* _Task description_
Output every line of the data exactly as it appears.
— Start The input —
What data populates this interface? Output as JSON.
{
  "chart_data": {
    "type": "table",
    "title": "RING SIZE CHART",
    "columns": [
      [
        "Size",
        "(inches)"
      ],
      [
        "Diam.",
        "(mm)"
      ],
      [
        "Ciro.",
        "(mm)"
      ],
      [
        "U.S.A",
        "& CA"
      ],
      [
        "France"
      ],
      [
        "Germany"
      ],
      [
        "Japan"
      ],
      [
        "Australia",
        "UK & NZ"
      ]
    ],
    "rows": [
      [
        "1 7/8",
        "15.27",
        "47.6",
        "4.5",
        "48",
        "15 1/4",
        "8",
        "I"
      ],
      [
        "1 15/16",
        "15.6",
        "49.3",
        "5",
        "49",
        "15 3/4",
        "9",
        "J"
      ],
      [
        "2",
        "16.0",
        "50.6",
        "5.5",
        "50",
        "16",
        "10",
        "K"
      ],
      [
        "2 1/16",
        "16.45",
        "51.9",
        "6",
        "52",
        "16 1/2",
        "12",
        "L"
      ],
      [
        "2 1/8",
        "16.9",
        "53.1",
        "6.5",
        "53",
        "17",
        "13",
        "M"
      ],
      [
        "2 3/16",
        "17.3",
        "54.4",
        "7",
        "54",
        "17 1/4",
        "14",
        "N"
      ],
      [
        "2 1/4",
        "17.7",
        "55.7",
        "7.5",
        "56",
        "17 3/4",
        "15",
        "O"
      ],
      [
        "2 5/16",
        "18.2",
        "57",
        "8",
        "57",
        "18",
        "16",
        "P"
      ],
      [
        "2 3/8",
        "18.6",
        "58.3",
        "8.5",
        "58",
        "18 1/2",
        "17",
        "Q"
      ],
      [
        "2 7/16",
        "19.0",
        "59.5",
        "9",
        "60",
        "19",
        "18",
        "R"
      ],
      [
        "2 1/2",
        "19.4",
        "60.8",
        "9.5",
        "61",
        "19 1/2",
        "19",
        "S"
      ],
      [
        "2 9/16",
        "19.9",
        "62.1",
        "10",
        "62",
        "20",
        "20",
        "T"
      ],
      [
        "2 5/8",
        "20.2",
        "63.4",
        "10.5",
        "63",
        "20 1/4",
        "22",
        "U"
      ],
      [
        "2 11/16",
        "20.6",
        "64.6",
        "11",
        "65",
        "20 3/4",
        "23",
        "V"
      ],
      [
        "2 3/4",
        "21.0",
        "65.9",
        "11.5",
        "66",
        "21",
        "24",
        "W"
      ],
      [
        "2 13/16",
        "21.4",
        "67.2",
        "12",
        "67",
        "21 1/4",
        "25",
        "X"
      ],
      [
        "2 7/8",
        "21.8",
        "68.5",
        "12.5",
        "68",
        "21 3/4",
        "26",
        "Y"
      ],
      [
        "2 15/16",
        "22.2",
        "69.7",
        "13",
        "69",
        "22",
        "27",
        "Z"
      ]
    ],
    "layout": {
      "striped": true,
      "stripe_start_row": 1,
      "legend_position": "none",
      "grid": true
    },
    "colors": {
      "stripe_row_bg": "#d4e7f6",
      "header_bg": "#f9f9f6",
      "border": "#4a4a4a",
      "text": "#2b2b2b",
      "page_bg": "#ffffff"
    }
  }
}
— End The input —
* _Result of this task_
What data populates this interface? Output as JSON.
{
  "chart_data": {
    "type": "table",
    "title": "RING SIZE CHART",
    "columns": [
      [
        "Size",
        "(inches)"
      ],
      [
        "Diam.",
        "(mm)"
      ],
      [
        "Ciro.",
        "(mm)"
      ],
      [
        "U.S.A",
        "& CA"
      ],
      [
        "France"
      ],
      [
        "Germany"
      ],
      [
        "Japan"
      ],
      [
        "Australia",
        "UK & NZ"
      ]
    ],
    "rows": [
      [
        "1 7/8",
        "15.27",
        "47.6",
        "4.5",
        "48",
        "15 1/4",
        "8",
        "I"
      ],
      [
        "1 15/16",
        "15.6",
        "49.3",
        "5",
        "49",
        "15 3/4",
        "9",
        "J"
      ],
      [
        "2",
        "16.0",
        "50.6",
        "5.5",
        "50",
        "16",
        "10",
        "K"
      ],
      [
        "2 1/16",
        "16.45",
        "51.9",
        "6",
        "52",
        "16 1/2",
        "12",
        "L"
      ],
      [
        "2 1/8",
        "16.9",
        "53.1",
        "6.5",
        "53",
        "17",
        "13",
        "M"
      ],
      [
        "2 3/16",
        "17.3",
        "54.4",
        "7",
        "54",
        "17 1/4",
        "14",
        "N"
      ],
      [
        "2 1/4",
        "17.7",
        "55.7",
        "7.5",
        "56",
        "17 3/4",
        "15",
        "O"
      ],
      [
        "2 5/16",
        "18.2",
        "57",
        "8",
        "57",
        "18",
        "16",
        "P"
      ],
      [
        "2 3/8",
        "18.6",
        "58.3",
        "8.5",
        "58",
        "18 1/2",
        "17",
        "Q"
      ],
      [
        "2 7/16",
        "19.0",
        "59.5",
        "9",
        "60",
        "19",
        "18",
        "R"
      ],
      [
        "2 1/2",
        "19.4",
        "60.8",
        "9.5",
        "61",
        "19 1/2",
        "19",
        "S"
      ],
      [
        "2 9/16",
        "19.9",
        "62.1",
        "10",
        "62",
        "20",
        "20",
        "T"
      ],
      [
        "2 5/8",
        "20.2",
        "63.4",
        "10.5",
        "63",
        "20 1/4",
        "22",
        "U"
      ],
      [
        "2 11/16",
        "20.6",
        "64.6",
        "11",
        "65",
        "20 3/4",
        "23",
        "V"
      ],
      [
        "2 3/4",
        "21.0",
        "65.9",
        "11.5",
        "66",
        "21",
        "24",
        "W"
      ],
      [
        "2 13/16",
        "21.4",
        "67.2",
        "12",
        "67",
        "21 1/4",
        "25",
        "X"
      ],
      [
        "2 7/8",
        "21.8",
        "68.5",
        "12.5",
        "68",
        "21 3/4",
        "26",
        "Y"
      ],
      [
        "2 15/16",
        "22.2",
        "69.7",
        "13",
        "69",
        "22",
        "27",
        "Z"
      ]
    ],
    "layout": {
      "striped": true,
      "stripe_start_row": 1,
      "legend_position": "none",
      "grid": true
    },
    "colors": {
      "stripe_row_bg": "#d4e7f6",
      "header_bg": "#f9f9f6",
      "border": "#4a4a4a",
      "text": "#2b2b2b",
      "page_bg": "#ffffff"
    }
  }
}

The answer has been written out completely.